--- Aim ---
Find the lines that hold the word "降水稀少" and return them.

[Dataset items]

==============================

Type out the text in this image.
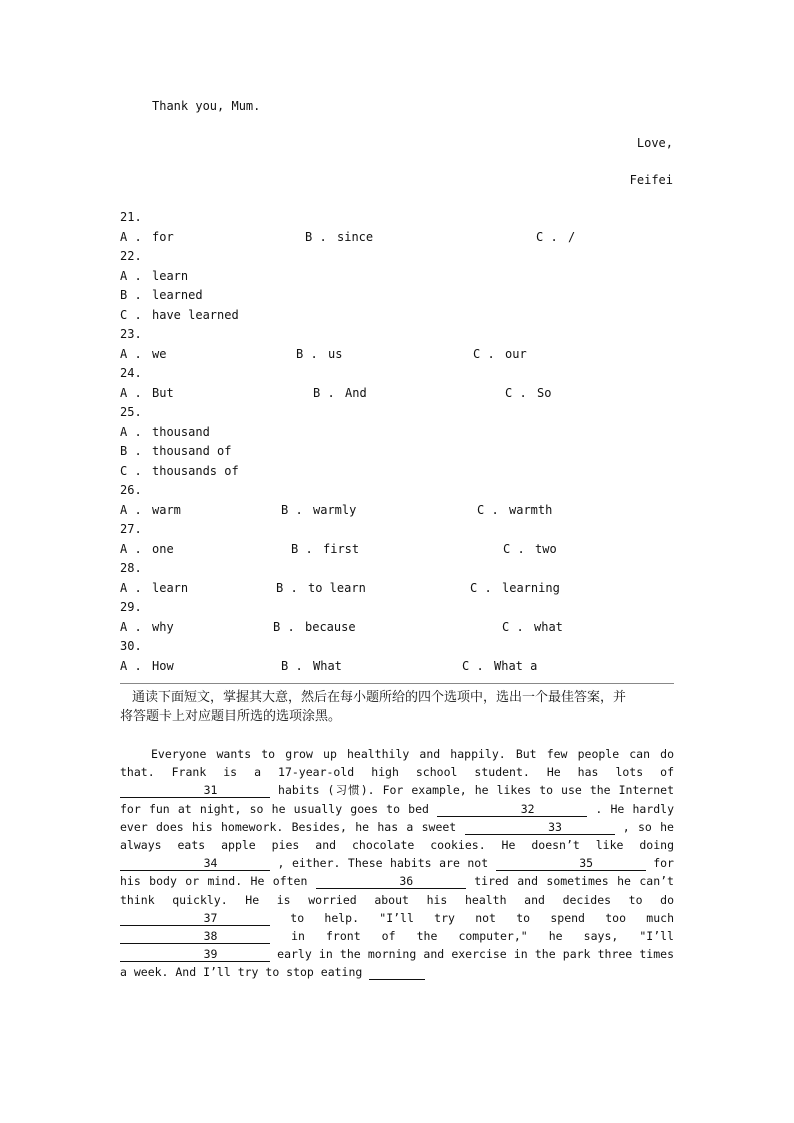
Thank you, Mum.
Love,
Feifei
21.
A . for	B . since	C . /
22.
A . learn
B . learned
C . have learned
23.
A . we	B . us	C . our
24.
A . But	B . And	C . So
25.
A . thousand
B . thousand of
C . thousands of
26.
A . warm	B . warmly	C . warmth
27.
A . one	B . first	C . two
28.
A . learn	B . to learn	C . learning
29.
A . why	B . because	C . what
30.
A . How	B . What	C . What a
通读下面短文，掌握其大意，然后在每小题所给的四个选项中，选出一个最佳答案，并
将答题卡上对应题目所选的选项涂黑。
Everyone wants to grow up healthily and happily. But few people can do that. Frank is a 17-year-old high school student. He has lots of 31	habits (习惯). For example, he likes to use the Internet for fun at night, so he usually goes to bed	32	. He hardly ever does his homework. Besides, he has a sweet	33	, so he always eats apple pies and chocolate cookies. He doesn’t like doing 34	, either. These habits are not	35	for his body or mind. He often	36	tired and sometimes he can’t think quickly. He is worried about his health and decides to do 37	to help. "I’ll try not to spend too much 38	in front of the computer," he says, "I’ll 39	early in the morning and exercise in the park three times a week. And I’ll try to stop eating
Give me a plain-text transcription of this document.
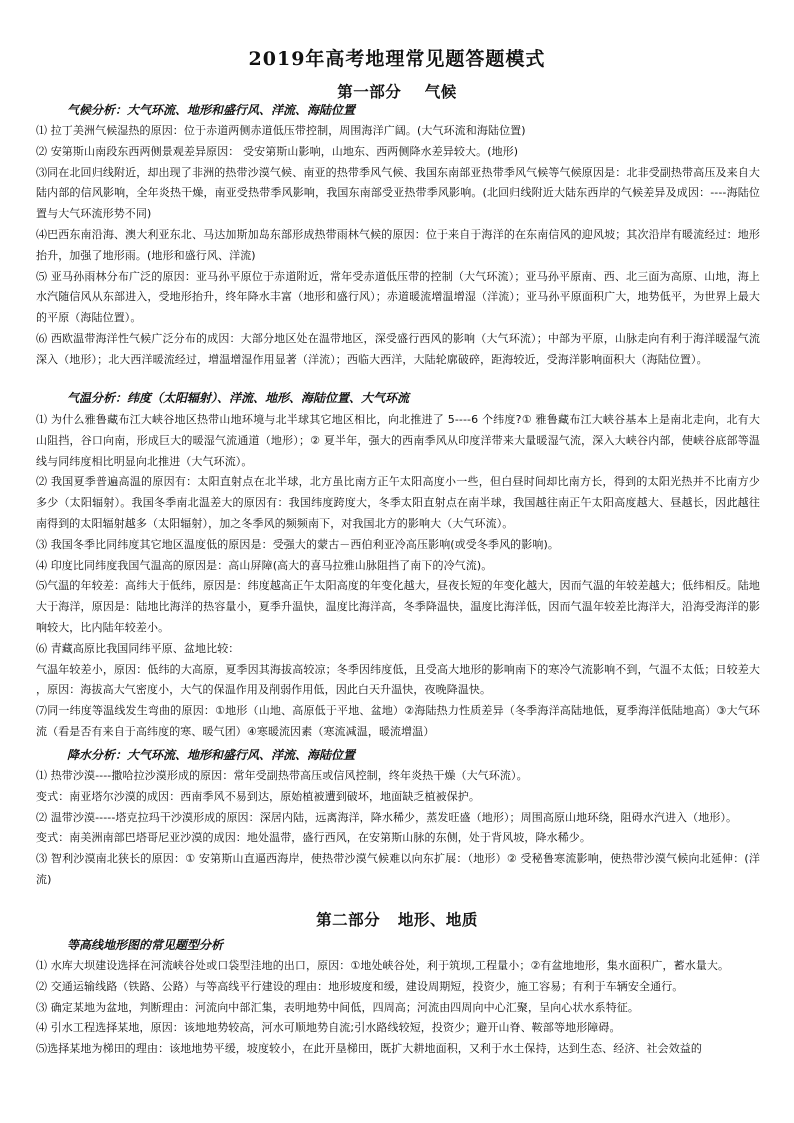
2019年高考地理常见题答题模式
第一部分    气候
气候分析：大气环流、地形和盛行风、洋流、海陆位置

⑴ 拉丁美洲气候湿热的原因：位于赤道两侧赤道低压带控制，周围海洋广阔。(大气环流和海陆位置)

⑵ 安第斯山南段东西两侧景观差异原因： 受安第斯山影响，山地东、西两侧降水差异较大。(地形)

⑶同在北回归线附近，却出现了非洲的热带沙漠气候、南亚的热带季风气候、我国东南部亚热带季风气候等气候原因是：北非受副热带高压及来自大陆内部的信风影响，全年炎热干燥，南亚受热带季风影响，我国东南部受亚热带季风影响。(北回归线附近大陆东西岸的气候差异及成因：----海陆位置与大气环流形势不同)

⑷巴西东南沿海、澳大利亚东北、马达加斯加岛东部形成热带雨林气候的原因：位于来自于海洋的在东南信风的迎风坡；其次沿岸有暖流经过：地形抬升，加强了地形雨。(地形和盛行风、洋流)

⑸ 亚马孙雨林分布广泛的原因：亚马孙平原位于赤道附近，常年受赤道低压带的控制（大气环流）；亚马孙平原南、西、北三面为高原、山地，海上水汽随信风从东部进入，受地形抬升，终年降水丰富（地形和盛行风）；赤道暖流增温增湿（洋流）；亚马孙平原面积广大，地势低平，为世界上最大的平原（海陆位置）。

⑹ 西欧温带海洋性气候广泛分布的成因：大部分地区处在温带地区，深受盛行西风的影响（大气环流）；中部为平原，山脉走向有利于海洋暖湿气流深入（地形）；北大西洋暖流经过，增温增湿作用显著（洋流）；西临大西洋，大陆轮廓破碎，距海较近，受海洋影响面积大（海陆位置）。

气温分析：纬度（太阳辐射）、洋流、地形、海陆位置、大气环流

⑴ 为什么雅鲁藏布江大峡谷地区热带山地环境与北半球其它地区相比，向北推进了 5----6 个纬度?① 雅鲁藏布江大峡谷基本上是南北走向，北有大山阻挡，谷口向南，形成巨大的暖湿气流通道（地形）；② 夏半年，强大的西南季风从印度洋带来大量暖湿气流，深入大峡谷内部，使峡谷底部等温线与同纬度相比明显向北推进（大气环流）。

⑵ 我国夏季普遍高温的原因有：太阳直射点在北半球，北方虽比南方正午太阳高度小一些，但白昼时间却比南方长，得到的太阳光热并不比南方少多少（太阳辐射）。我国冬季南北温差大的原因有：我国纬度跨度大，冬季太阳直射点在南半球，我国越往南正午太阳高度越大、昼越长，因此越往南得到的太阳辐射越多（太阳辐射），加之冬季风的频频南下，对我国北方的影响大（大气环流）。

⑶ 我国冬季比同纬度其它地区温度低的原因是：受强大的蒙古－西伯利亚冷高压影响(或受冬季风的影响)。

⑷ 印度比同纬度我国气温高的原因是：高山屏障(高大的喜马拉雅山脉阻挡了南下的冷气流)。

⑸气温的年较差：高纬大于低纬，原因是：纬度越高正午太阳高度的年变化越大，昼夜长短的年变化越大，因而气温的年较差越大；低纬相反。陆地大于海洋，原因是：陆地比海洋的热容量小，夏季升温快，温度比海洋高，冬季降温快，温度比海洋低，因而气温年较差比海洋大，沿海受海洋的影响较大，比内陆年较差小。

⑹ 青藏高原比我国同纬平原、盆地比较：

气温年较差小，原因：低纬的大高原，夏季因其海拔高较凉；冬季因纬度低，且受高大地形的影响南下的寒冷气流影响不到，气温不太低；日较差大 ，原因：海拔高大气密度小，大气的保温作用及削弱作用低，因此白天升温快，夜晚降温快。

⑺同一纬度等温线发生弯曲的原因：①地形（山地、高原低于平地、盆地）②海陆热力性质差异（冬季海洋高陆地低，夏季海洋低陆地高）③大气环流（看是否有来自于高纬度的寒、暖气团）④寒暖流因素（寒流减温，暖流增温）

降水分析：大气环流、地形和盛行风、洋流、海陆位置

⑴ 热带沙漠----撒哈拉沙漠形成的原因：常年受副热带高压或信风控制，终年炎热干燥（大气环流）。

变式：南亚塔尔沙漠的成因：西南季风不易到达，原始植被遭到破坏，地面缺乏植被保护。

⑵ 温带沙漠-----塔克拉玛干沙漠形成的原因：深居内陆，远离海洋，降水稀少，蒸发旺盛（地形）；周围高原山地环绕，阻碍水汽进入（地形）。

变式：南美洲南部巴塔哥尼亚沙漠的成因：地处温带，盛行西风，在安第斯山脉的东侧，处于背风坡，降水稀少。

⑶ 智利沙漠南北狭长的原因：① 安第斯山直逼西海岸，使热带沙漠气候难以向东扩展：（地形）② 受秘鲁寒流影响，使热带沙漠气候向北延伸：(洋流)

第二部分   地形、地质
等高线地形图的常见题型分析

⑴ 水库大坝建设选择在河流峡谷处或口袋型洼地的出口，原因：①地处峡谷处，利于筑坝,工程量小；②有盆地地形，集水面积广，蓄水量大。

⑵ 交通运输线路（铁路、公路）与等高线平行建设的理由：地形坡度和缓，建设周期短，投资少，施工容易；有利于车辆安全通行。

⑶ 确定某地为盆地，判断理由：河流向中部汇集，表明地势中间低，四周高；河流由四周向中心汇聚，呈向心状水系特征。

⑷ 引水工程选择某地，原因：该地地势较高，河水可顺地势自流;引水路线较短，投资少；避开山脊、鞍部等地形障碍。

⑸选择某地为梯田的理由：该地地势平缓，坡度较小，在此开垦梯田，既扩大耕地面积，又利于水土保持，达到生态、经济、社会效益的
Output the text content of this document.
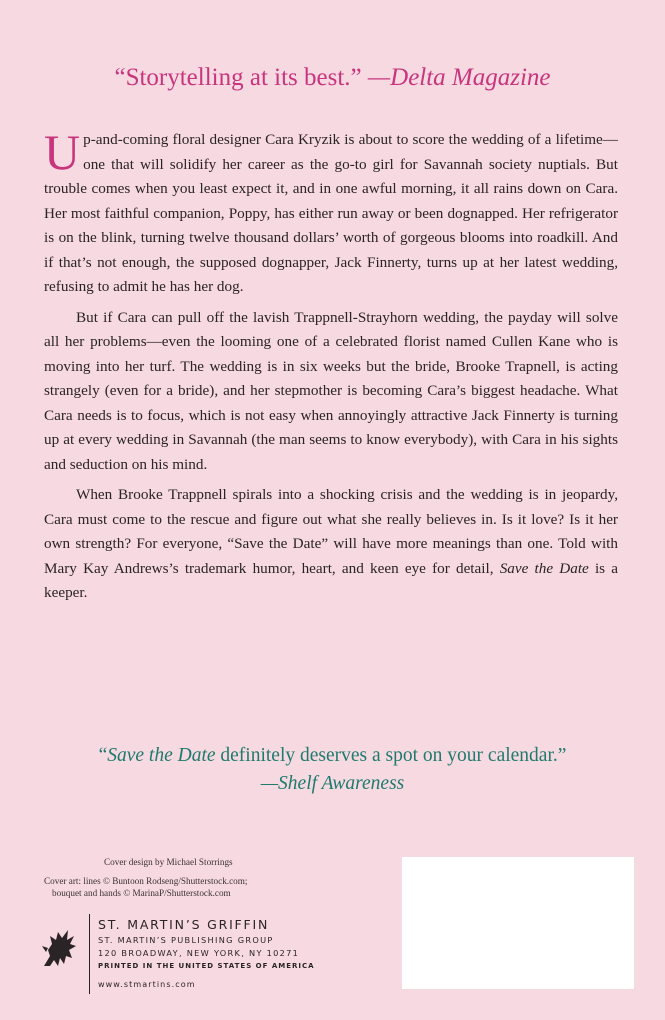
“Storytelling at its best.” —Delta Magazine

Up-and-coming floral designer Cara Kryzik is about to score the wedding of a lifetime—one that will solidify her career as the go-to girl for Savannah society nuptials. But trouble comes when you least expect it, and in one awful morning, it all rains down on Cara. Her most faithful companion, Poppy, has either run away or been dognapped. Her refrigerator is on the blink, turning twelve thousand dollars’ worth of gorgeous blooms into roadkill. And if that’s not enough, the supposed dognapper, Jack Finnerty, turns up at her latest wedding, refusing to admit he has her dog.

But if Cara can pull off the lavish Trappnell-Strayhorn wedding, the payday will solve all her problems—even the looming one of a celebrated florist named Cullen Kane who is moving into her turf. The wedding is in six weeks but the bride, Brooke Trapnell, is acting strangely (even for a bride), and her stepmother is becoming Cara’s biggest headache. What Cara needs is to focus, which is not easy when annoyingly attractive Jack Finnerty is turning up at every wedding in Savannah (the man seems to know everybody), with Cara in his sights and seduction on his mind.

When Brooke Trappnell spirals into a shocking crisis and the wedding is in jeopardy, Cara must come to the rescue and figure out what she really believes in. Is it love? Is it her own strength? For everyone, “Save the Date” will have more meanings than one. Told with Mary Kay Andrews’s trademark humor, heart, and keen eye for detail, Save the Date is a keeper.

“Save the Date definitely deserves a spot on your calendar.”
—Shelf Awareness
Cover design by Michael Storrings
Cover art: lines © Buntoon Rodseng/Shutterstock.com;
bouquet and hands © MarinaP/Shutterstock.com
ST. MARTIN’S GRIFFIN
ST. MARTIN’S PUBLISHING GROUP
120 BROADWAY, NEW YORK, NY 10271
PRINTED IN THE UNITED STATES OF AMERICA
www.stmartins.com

==============================

--- Response to this exercise ---
⑵ 温带沙漠-----塔克拉玛干沙漠形成的原因：深居内陆，远离海洋，降水稀少，蒸发旺盛（地形）；周围高原山地环绕，阻碍水汽进入（地形）。
变式：南美洲南部巴塔哥尼亚沙漠的成因：地处温带，盛行西风，在安第斯山脉的东侧，处于背风坡，降水稀少。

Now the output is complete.